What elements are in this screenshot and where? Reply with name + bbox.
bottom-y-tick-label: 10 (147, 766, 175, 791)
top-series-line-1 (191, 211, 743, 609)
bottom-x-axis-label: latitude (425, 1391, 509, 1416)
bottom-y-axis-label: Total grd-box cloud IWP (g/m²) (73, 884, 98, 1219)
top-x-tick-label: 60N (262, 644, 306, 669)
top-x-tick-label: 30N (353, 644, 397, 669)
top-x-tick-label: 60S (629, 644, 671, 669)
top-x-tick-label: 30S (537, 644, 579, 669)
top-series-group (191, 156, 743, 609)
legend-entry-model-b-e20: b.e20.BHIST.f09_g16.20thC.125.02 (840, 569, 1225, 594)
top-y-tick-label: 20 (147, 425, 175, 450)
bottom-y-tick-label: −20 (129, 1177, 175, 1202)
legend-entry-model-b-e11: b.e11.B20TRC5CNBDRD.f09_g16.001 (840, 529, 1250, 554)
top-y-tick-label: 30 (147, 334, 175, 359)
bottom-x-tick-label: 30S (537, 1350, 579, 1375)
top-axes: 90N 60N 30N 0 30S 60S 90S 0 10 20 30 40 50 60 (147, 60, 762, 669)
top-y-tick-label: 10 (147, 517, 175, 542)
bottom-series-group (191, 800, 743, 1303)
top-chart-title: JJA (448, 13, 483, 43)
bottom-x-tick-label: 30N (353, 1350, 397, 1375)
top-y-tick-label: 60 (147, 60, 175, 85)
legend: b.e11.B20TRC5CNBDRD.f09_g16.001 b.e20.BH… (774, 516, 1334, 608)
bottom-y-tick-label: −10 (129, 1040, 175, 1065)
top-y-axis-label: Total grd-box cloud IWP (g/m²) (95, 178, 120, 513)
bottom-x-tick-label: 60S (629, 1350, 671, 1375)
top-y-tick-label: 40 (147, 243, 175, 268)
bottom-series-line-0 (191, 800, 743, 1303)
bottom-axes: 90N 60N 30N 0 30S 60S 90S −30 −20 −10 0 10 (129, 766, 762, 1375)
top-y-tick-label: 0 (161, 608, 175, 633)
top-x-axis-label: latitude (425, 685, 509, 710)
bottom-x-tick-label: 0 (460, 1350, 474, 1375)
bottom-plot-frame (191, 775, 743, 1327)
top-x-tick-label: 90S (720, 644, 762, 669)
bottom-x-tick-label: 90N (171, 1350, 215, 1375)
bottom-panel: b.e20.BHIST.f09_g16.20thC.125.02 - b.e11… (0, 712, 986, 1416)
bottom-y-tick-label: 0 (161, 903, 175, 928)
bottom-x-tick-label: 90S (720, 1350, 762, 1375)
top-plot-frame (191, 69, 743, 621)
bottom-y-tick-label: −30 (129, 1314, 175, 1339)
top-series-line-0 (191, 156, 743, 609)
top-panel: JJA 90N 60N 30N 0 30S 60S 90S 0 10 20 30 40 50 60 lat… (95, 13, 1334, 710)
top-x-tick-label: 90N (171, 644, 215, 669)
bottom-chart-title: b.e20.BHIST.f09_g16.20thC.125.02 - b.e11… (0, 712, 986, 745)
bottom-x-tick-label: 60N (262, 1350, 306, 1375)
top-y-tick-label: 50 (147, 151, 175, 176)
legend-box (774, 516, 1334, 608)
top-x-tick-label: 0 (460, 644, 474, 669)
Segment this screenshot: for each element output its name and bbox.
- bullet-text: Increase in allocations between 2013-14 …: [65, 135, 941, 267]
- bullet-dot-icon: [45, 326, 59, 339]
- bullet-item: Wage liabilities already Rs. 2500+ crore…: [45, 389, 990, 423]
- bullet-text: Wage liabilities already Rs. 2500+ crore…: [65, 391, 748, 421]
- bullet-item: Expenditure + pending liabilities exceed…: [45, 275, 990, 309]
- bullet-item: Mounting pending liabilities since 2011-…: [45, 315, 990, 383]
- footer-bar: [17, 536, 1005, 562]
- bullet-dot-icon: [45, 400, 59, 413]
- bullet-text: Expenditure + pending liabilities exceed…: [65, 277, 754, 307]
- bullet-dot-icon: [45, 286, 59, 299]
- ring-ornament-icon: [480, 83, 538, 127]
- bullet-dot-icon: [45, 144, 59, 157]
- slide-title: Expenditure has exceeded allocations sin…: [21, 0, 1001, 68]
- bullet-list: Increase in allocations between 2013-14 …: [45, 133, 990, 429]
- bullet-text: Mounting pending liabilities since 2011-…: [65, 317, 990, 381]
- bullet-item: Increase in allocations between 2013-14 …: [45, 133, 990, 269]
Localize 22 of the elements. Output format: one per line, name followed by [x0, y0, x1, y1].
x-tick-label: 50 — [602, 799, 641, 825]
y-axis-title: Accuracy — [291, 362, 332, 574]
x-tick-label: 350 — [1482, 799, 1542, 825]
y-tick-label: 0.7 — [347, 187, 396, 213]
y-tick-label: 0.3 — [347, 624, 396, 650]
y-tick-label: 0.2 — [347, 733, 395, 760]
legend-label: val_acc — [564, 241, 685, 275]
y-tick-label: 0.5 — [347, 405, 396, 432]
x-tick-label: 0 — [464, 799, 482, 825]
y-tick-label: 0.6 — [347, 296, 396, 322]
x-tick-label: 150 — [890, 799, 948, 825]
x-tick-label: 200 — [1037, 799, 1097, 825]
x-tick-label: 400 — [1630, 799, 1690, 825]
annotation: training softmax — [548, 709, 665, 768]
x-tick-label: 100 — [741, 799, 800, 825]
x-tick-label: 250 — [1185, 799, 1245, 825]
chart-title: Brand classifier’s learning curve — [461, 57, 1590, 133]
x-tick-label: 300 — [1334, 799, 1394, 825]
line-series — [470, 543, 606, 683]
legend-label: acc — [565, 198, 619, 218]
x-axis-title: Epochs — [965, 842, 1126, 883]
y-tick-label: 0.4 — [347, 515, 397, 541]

▶ [GIVEN TASK]
Put every line of the records above into a numbered list, leaving out any blank lines.

▶ [RESULT FOR THIS TASK]
1. What elements are in this screenshot and where? Reply with name + bbox.
2. bottom-y-tick-label: 10 (147, 766, 175, 791)
3. top-series-line-1 (191, 211, 743, 609)
4. bottom-x-axis-label: latitude (425, 1391, 509, 1416)
5. bottom-y-axis-label: Total grd-box cloud IWP (g/m²) (73, 884, 98, 1219)
6. top-x-tick-label: 60N (262, 644, 306, 669)
7. top-x-tick-label: 30N (353, 644, 397, 669)
8. top-x-tick-label: 60S (629, 644, 671, 669)
9. top-x-tick-label: 30S (537, 644, 579, 669)
10. top-series-group (191, 156, 743, 609)
11. legend-entry-model-b-e20: b.e20.BHIST.f09_g16.20thC.125.02 (840, 569, 1225, 594)
12. top-y-tick-label: 20 (147, 425, 175, 450)
13. bottom-y-tick-label: −20 (129, 1177, 175, 1202)
14. legend-entry-model-b-e11: b.e11.B20TRC5CNBDRD.f09_g16.001 (840, 529, 1250, 554)
15. top-y-tick-label: 30 (147, 334, 175, 359)
16. bottom-x-tick-label: 30S (537, 1350, 579, 1375)
17. top-axes: 90N 60N 30N 0 30S 60S 90S 0 10 20 30 40 50 60 (147, 60, 762, 669)
18. top-y-tick-label: 10 (147, 517, 175, 542)
19. bottom-series-group (191, 800, 743, 1303)
20. top-chart-title: JJA (448, 13, 483, 43)
21. bottom-x-tick-label: 30N (353, 1350, 397, 1375)
22. top-y-tick-label: 60 (147, 60, 175, 85)
23. legend: b.e11.B20TRC5CNBDRD.f09_g16.001 b.e20.BH… (774, 516, 1334, 608)
24. bottom-y-tick-label: −10 (129, 1040, 175, 1065)
25. top-y-axis-label: Total grd-box cloud IWP (g/m²) (95, 178, 120, 513)
26. bottom-x-tick-label: 60S (629, 1350, 671, 1375)
27. top-y-tick-label: 40 (147, 243, 175, 268)
28. bottom-series-line-0 (191, 800, 743, 1303)
29. bottom-axes: 90N 60N 30N 0 30S 60S 90S −30 −20 −10 0 10 (129, 766, 762, 1375)
30. top-y-tick-label: 0 (161, 608, 175, 633)
31. top-x-axis-label: latitude (425, 685, 509, 710)
32. bottom-x-tick-label: 0 (460, 1350, 474, 1375)
33. bottom-plot-frame (191, 775, 743, 1327)
34. top-x-tick-label: 90S (720, 644, 762, 669)
35. bottom-x-tick-label: 90N (171, 1350, 215, 1375)
36. bottom-panel: b.e20.BHIST.f09_g16.20thC.125.02 - b.e11… (0, 712, 986, 1416)
37. bottom-y-tick-label: 0 (161, 903, 175, 928)
38. bottom-x-tick-label: 90S (720, 1350, 762, 1375)
39. top-plot-frame (191, 69, 743, 621)
40. bottom-y-tick-label: −30 (129, 1314, 175, 1339)
41. top-series-line-0 (191, 156, 743, 609)
42. top-panel: JJA 90N 60N 30N 0 30S 60S 90S 0 10 20 30 40 50 60 lat… (95, 13, 1334, 710)
43. top-x-tick-label: 90N (171, 644, 215, 669)
44. bottom-chart-title: b.e20.BHIST.f09_g16.20thC.125.02 - b.e11… (0, 712, 986, 745)
45. bottom-x-tick-label: 60N (262, 1350, 306, 1375)
46. top-y-tick-label: 50 (147, 151, 175, 176)
47. legend-box (774, 516, 1334, 608)
48. top-x-tick-label: 0 (460, 644, 474, 669)
49. Segment this screenshot: for each element output its name and bbox.
50. - bullet-text: Increase in allocations between 2013-14 …: [65, 135, 941, 267]
51. - bullet-dot-icon: [45, 326, 59, 339]
52. - bullet-item: Wage liabilities already Rs. 2500+ crore…: [45, 389, 990, 423]
53. - bullet-text: Wage liabilities already Rs. 2500+ crore…: [65, 391, 748, 421]
54. - bullet-item: Expenditure + pending liabilities exceed…: [45, 275, 990, 309]
55. - bullet-item: Mounting pending liabilities since 2011-…: [45, 315, 990, 383]
56. - footer-bar: [17, 536, 1005, 562]
57. - bullet-dot-icon: [45, 400, 59, 413]
58. - bullet-text: Expenditure + pending liabilities exceed…: [65, 277, 754, 307]
59. - bullet-dot-icon: [45, 286, 59, 299]
60. - ring-ornament-icon: [480, 83, 538, 127]
61. - bullet-dot-icon: [45, 144, 59, 157]
62. - slide-title: Expenditure has exceeded allocations sin…: [21, 0, 1001, 68]
63. - bullet-list: Increase in allocations between 2013-14 …: [45, 133, 990, 429]
64. - bullet-text: Mounting pending liabilities since 2011-…: [65, 317, 990, 381]
65. - bullet-item: Increase in allocations between 2013-14 …: [45, 133, 990, 269]
66. Localize 22 of the elements. Output format: one per line, name followed by [x0, y0, x1, y1].
67. x-tick-label: 50 — [602, 799, 641, 825]
68. y-axis-title: Accuracy — [291, 362, 332, 574]
69. x-tick-label: 350 — [1482, 799, 1542, 825]
70. y-tick-label: 0.7 — [347, 187, 396, 213]
71. y-tick-label: 0.3 — [347, 624, 396, 650]
72. y-tick-label: 0.2 — [347, 733, 395, 760]
73. legend-label: val_acc — [564, 241, 685, 275]
74. y-tick-label: 0.5 — [347, 405, 396, 432]
75. x-tick-label: 0 — [464, 799, 482, 825]
76. y-tick-label: 0.6 — [347, 296, 396, 322]
77. x-tick-label: 150 — [890, 799, 948, 825]
78. x-tick-label: 200 — [1037, 799, 1097, 825]
79. x-tick-label: 400 — [1630, 799, 1690, 825]
80. annotation: training softmax — [548, 709, 665, 768]
81. x-tick-label: 100 — [741, 799, 800, 825]
82. x-tick-label: 250 — [1185, 799, 1245, 825]
83. chart-title: Brand classifier’s learning curve — [461, 57, 1590, 133]
84. x-tick-label: 300 — [1334, 799, 1394, 825]
85. line-series — [470, 543, 606, 683]
86. legend-label: acc — [565, 198, 619, 218]
87. x-axis-title: Epochs — [965, 842, 1126, 883]
88. y-tick-label: 0.4 — [347, 515, 397, 541]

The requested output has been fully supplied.